= SHORT TASK 1 =
Reproduce the passage of the realty law digest starting at "March 19, 2019" and ending at "time to time." word for word.
= SHORT TASK 2 =
Translate this sentence from the realty law digest into Spanish: "The parties had encumbered the property with a mortgage in the amount of $370,000."

===== EXTRACT =====

Realty Law Digest
In his Realty Law Digest, Scott E. Mollen discusses “Weng v. Zhao;” “N.Y.C. Hous. Auth. v. Joseph; Rossman;” v. “Windermere Owners,” and “Smith v. Okopomo.”
March 19, 2019 at 02:30 PM
15 minute read
Partition and Accounting Granted
A plaintiff commenced an action seeking a partition and an accounting. In May 2010, the plaintiff and the defendant had purchased a legal two-family home (property). They held the property as “joint tenants with each owning an undivided one-half interest.” The parties had encumbered the property with a mortgage in the amount of $370,000.
Until July 2016, the plaintiff had occupied part of the property. However, when the property was occupied by rent paying tenants, the defendant collected the rents. The defendant had never “accounted for or shared the rents collected with (plaintiff). Additionally, the defendant had allowed two daughters to occupy part of the property for years without the plaintiff's consent and also had permitted other rent-paying tenants to occupy the property from time to time.
The court explained:
A person holding and in possession of real property as joint tenant or tenant in common, in which he [or she] has an estate of inheritance, or for life, or for years, may maintain an action for the partition of the property, and for a sale if it appears that a partition cannot be made without great prejudice to the owners” (RPAPL 901 [1]). The right to partition is not absolute, however, and when a tenant in common has the right to maintain an action for partition pursuant to RPAPL 901, the remedy is always subject to the equities between the parties…. Thus, the partition may be precluded by the equities presented in a given case…. The right to partition is absolute in the absence of countervailing conditions, and therefore such issues as the interest of the parties and whether partition may be had without great prejudice should first be determined…. An award of summary judgment on a claim for partition is established only where the movant demonstrates its ownership interest and a right to possession under a deed or other instrument of conveyance, favorable equities and that a physical partition cannot be made without great prejudice in cases wherein a sale is demanded….

===== RECORD LIST =====

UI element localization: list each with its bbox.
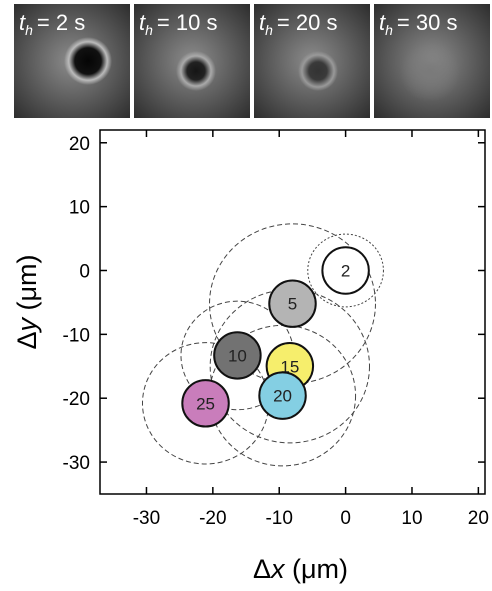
panel-label-var: t [379,10,386,35]
panel-label: th = 10 s [139,10,217,38]
panel-label-text: = 20 s [277,10,338,35]
point-label: 2 [341,261,350,280]
x-axis-label-var: x [269,554,286,584]
x-tick-label: -10 [265,508,292,529]
point [321,246,370,295]
y-axis-label-unit: (μm) [12,254,42,318]
x-tick-label: 0 [340,508,351,529]
panel-label-text: = 30 s [397,10,458,35]
x-axis-label: Δx (μm) [253,554,348,584]
panel-label-sub: h [265,22,273,38]
x-axis-label-unit: (μm) [285,554,349,584]
panel-label-sub: h [25,22,33,38]
x-tick-label: 20 [468,508,489,529]
point-label: 5 [288,295,297,314]
point [268,279,317,328]
y-tick-label: 20 [69,134,90,155]
point-label: 15 [280,357,299,376]
point [258,371,307,420]
panel-label-text: = 2 s [37,10,85,35]
x-tick-label: 10 [401,508,422,529]
y-tick-label: -10 [63,325,90,346]
x-tick-label: -20 [199,508,226,529]
range-circle [209,289,370,444]
y-axis-label-prefix: Δ [12,332,42,350]
x-tick-label: -30 [133,508,160,529]
panel-label-text: = 10 s [157,10,218,35]
spot [64,37,112,85]
y-tick-label: 0 [79,261,90,282]
panel-label-var: t [139,10,146,35]
spot [176,51,216,91]
spot [298,51,338,91]
point-label: 20 [273,387,292,406]
y-axis-label-var: y [12,317,42,334]
panel-label-sub: h [385,22,393,38]
spot [400,42,460,102]
point-label: 25 [196,394,215,413]
image-panels [14,4,490,118]
y-tick-label: -20 [63,389,90,410]
y-axis-label: Δy (μm) [12,254,42,349]
point-label: 10 [228,346,247,365]
panel-label: th = 2 s [19,10,85,38]
plot-frame [99,129,486,495]
point [213,331,262,380]
panel-label: th = 30 s [379,10,457,38]
panel-label-var: t [259,10,266,35]
panel-label: th = 20 s [259,10,337,38]
x-axis-label-prefix: Δ [253,554,271,584]
y-tick-label: 10 [69,198,90,219]
range-circle [209,223,376,385]
y-tick-label: -30 [63,453,90,474]
point [181,379,230,428]
panel-label-var: t [19,10,26,35]
panel-label-sub: h [145,22,153,38]
range-circle [307,233,384,308]
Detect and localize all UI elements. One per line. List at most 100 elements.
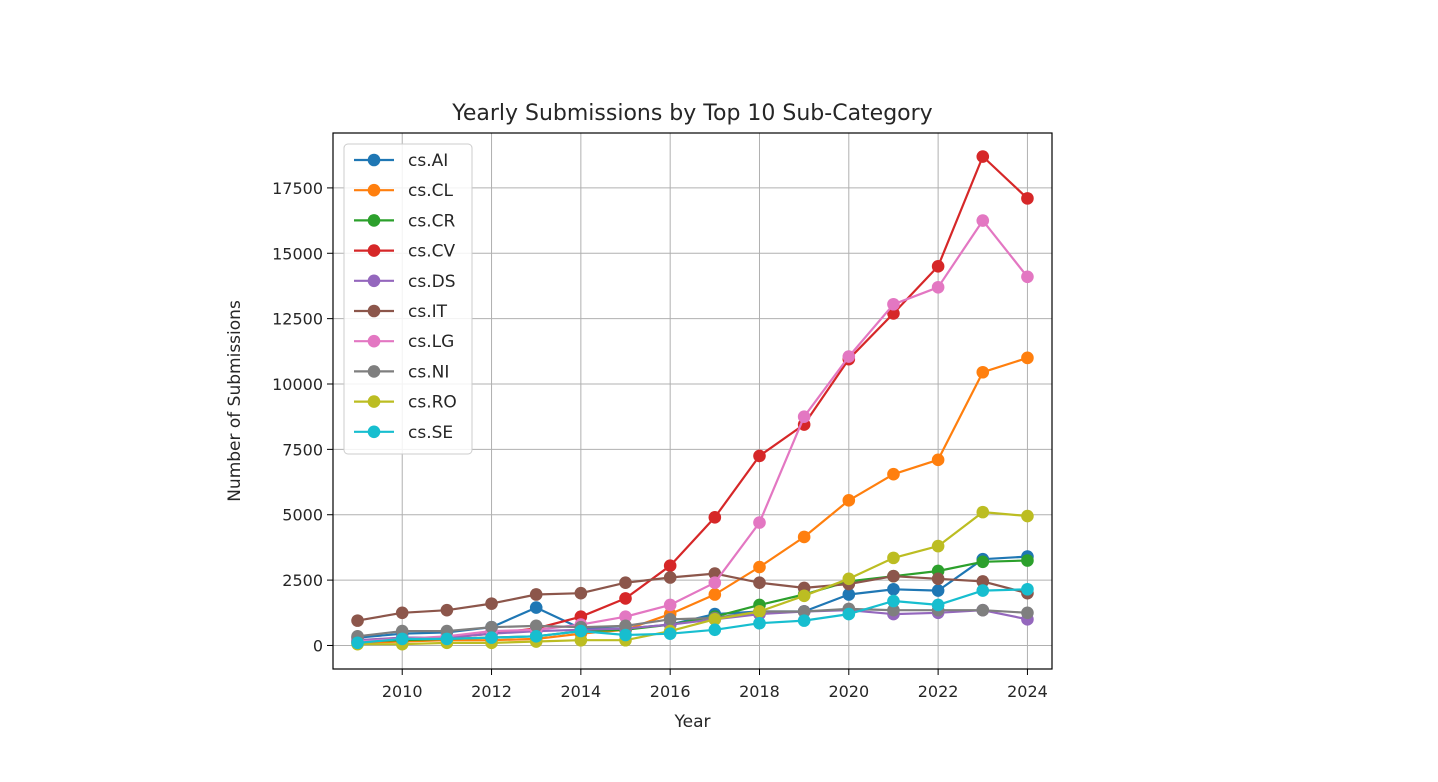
y-axis-label: Number of Submissions xyxy=(225,300,245,502)
data-point xyxy=(842,588,856,601)
legend-label: cs.CL xyxy=(408,181,453,201)
data-point xyxy=(797,589,811,603)
data-point xyxy=(931,260,945,273)
data-point xyxy=(753,560,766,574)
legend-item: cs.AI xyxy=(354,151,448,171)
series-cs-SE xyxy=(351,582,1034,650)
series-line xyxy=(357,510,1028,646)
data-point xyxy=(529,601,543,614)
data-point xyxy=(931,280,945,294)
data-point xyxy=(1021,270,1034,284)
data-point xyxy=(1021,351,1034,365)
data-point xyxy=(976,603,990,617)
axis-ticks: 2010 2012 2014 2016 2018 2020 2022 2024 0 2500 500… xyxy=(272,179,1048,701)
data-point xyxy=(708,511,722,524)
x-tick-label: 2012 xyxy=(471,682,512,701)
data-point xyxy=(887,307,900,320)
data-point xyxy=(574,633,588,647)
legend-item: cs.NI xyxy=(354,362,449,382)
legend-label: cs.CV xyxy=(408,242,455,262)
data-point xyxy=(485,597,498,610)
data-point xyxy=(663,627,677,641)
data-point xyxy=(1021,554,1034,567)
legend-label: cs.IT xyxy=(408,302,448,322)
series-line xyxy=(357,356,1028,644)
data-point xyxy=(797,605,811,618)
data-point xyxy=(842,607,856,621)
legend-marker xyxy=(367,153,381,167)
data-point xyxy=(753,605,766,618)
data-point xyxy=(976,555,990,569)
data-point xyxy=(931,584,945,597)
data-point xyxy=(887,569,900,583)
data-point xyxy=(842,494,856,507)
data-point xyxy=(1021,582,1034,596)
y-tick-label: 12500 xyxy=(272,310,323,329)
data-point xyxy=(753,449,766,463)
legend-marker xyxy=(367,274,381,288)
data-point xyxy=(440,632,454,646)
data-point xyxy=(931,598,945,612)
x-tick-label: 2010 xyxy=(382,682,423,701)
x-tick-label: 2016 xyxy=(650,682,691,701)
legend-label: cs.LG xyxy=(408,332,454,352)
data-point xyxy=(797,614,811,627)
legend: cs.AI cs.CL cs.CR cs.CV cs.DS cs.IT cs.LG cs.NI… xyxy=(343,143,473,455)
legend-marker xyxy=(367,365,381,378)
legend-item: cs.CV xyxy=(354,242,455,262)
legend-item: cs.LG xyxy=(354,332,454,352)
y-tick-label: 15000 xyxy=(272,244,323,263)
data-point xyxy=(485,620,498,634)
data-point xyxy=(887,467,900,481)
x-tick-label: 2014 xyxy=(560,682,601,701)
data-point xyxy=(976,505,990,519)
legend-marker xyxy=(367,214,381,227)
legend-label: cs.AI xyxy=(408,151,448,171)
data-point xyxy=(619,619,632,633)
legend-item: cs.RO xyxy=(354,393,457,413)
data-point xyxy=(351,636,364,650)
data-point xyxy=(931,572,945,586)
legend-marker xyxy=(367,183,381,197)
data-point xyxy=(663,559,677,573)
data-point xyxy=(619,628,632,642)
data-point xyxy=(619,576,632,590)
series-line xyxy=(357,588,1028,644)
legend-item: cs.CL xyxy=(354,181,453,201)
data-point xyxy=(1021,192,1034,205)
series-line xyxy=(357,572,1028,622)
data-point xyxy=(395,606,409,620)
series-layer xyxy=(351,150,1034,651)
x-tick-label: 2020 xyxy=(828,682,869,701)
data-point xyxy=(976,150,990,163)
legend-item: cs.CR xyxy=(354,211,455,231)
data-point xyxy=(887,594,900,608)
series-line xyxy=(357,219,1029,643)
data-point xyxy=(619,592,632,605)
legend-label: cs.CR xyxy=(408,211,455,231)
data-point xyxy=(887,603,900,617)
data-point xyxy=(976,365,990,379)
legend-item: cs.DS xyxy=(354,272,456,292)
data-point xyxy=(529,588,543,601)
y-tick-label: 0 xyxy=(313,636,323,655)
data-point xyxy=(753,576,766,590)
data-point xyxy=(529,619,543,633)
data-point xyxy=(976,575,990,588)
chart-title: Yearly Submissions by Top 10 Sub-Categor… xyxy=(451,101,932,126)
legend-marker xyxy=(367,244,381,257)
legend-item: cs.SE xyxy=(354,423,453,443)
x-axis-label: Year xyxy=(674,712,711,732)
data-point xyxy=(797,410,811,423)
data-point xyxy=(708,613,722,626)
legend-marker xyxy=(367,334,381,348)
data-point xyxy=(351,614,364,627)
data-point xyxy=(753,616,766,630)
legend-label: cs.SE xyxy=(408,423,453,443)
data-point xyxy=(1021,606,1034,620)
series-cs-CR xyxy=(351,554,1034,648)
legend-label: cs.DS xyxy=(408,272,456,292)
series-cs-IT xyxy=(351,567,1034,627)
data-point xyxy=(708,623,722,637)
data-point xyxy=(842,572,856,586)
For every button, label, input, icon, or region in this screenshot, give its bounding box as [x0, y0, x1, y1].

=====

= RESULT 1 =
March 19, 2019 at 02:30 PM
15 minute read
Partition and Accounting Granted
A plaintiff commenced an action seeking a partition and an accounting. In May 2010, the plaintiff and the defendant had purchased a legal two-family home (property). They held the property as “joint tenants with each owning an undivided one-half interest.” The parties had encumbered the property with a mortgage in the amount of $370,000.
Until July 2016, the plaintiff had occupied part of the property. However, when the property was occupied by rent paying tenants, the defendant collected the rents. The defendant had never “accounted for or shared the rents collected with (plaintiff). Additionally, the defendant had allowed two daughters to occupy part of the property for years without the plaintiff's consent and also had permitted other rent-paying tenants to occupy the property from time to time.

= RESULT 2 =
Las partes habían gravado la propiedad con una hipoteca por un monto de $370,000.